### Requirement 1
In the review of Asylum below, what is the name of the journalist character associated with Paulson?
### Requirement 2
Proceed with the review of Asylum below, picking up right after its final sentence.

### Reading passage
Like Hellraiser II, Asylum takes the format established by its forerunner and douses it in madness and mescaline, hurling psychotic Santas, serial killers, sadistic surgeons (another similarity between the two works), satanic sisters, anachronistic sing-songs, madmen, maniacs, and aliens into the canon. Just about everything that could possibly be imagined by God or man is brought to the screen in Asylum, including the kitchen sink – if by kitchen sink you mean Anne Frank, Nazis, ghosts, and men-beasts horribly disfigured by secret medical experiments. But do you know what? It works. There’s a coherence to it all, despite the veritable royal buffet of tropes, genres, and characters. There’s a tangible through-line, and a definite emotional arc, not to mention the series’ most sympathetic and relatable character to date, Paulson’s doggedly determined – and savagely unlucky – journalist, Lana Winters.
While Asylum and Murder House are almost equals in terms of innovation and quality, the trail-blazing progenitor pips it.

### Provided material
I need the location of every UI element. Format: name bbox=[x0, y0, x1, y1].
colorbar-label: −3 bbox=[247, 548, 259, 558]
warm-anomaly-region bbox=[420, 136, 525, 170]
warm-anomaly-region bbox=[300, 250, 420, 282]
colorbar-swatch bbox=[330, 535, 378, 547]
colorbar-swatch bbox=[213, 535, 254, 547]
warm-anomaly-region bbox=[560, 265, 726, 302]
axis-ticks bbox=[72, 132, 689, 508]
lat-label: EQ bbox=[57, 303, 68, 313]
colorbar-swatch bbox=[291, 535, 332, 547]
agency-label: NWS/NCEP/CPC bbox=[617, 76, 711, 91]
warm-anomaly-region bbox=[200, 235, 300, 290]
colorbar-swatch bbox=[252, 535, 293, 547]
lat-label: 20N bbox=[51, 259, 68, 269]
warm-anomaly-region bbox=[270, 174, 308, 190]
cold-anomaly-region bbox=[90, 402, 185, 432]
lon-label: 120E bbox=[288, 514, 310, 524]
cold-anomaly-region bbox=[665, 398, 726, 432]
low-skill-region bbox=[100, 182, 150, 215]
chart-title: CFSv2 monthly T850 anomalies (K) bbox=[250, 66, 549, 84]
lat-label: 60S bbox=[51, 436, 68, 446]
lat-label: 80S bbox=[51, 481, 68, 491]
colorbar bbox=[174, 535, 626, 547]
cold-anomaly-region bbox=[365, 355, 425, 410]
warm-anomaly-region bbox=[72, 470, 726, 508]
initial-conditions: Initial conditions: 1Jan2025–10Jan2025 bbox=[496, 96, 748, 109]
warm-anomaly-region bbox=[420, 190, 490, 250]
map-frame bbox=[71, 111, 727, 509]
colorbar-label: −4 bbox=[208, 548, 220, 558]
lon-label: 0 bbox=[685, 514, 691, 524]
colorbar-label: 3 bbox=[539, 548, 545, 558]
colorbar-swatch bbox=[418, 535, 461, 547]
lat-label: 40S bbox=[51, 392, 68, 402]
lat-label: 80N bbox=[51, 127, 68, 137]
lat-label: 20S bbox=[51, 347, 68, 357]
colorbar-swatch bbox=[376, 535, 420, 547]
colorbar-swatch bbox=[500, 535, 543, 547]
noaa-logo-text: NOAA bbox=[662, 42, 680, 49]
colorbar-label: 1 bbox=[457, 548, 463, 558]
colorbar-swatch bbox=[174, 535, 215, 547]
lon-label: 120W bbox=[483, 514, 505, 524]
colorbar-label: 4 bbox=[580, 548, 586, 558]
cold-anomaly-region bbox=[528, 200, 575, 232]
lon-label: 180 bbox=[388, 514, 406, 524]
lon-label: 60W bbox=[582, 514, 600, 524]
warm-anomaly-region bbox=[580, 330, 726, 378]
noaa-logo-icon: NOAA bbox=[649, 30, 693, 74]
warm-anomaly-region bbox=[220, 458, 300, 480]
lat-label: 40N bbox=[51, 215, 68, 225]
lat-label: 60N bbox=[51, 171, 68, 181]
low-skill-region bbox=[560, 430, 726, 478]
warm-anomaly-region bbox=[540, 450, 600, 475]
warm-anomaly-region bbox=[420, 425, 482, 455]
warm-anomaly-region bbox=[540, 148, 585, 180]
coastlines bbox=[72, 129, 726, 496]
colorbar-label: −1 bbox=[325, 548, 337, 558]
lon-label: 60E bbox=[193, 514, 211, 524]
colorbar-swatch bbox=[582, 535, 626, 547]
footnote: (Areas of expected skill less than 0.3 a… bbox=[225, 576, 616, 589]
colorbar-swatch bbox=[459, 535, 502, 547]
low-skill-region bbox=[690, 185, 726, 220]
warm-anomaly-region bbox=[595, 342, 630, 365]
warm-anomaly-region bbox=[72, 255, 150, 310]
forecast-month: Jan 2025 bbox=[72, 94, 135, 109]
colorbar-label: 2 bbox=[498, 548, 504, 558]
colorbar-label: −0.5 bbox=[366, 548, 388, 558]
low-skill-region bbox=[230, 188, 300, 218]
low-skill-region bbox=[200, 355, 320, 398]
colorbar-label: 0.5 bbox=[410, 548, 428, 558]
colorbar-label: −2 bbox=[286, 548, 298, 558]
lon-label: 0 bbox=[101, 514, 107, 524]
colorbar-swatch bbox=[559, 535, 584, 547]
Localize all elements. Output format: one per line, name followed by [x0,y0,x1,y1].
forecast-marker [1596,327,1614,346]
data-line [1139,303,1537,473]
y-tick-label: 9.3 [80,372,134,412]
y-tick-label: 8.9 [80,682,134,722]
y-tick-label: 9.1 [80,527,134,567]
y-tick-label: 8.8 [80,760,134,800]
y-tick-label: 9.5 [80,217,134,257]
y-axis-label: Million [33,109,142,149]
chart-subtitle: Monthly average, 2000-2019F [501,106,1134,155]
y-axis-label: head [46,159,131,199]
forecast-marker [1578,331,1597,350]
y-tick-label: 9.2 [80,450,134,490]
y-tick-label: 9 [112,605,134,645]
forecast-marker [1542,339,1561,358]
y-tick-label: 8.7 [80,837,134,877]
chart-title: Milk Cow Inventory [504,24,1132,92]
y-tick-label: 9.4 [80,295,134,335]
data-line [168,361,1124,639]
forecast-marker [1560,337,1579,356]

### Reply 1
Lana Winters

### Reply 2
In accounting for Murder House’s supremacy, of course, you first have to adjust for novelty. After all, the TV landscape has changed a lot since the series debuted. These days anthology series abound, from Murphy’s own American Crime Story saga, to Fargo, to the unexpectedly beautiful and dream-like Haunting of Hill House, but in 2011 AHS was plowing virgin ground. Viewers at the time (myself included) didn’t realize they’d been watching an anthology series until after the end of the first season, which only served to magnify the intensity of the many shocks and twists along the way, especially the rolling death count that culminated in pretty much every character except next-door-neighbor Constance (Lange) being dead by the time the end credits rolled.
No discussion of Murder House, or indeed AHS in general, can unfold without due tribute paid to Lange, the series’ lynchpin for the four seasons she starred in, and the long shadow cast across the four that followed. Lange is an incredible actor, elegant, vulnerable, layered, and commanding, a performer who oozes style, class, and charm. She steals every scene she’s in.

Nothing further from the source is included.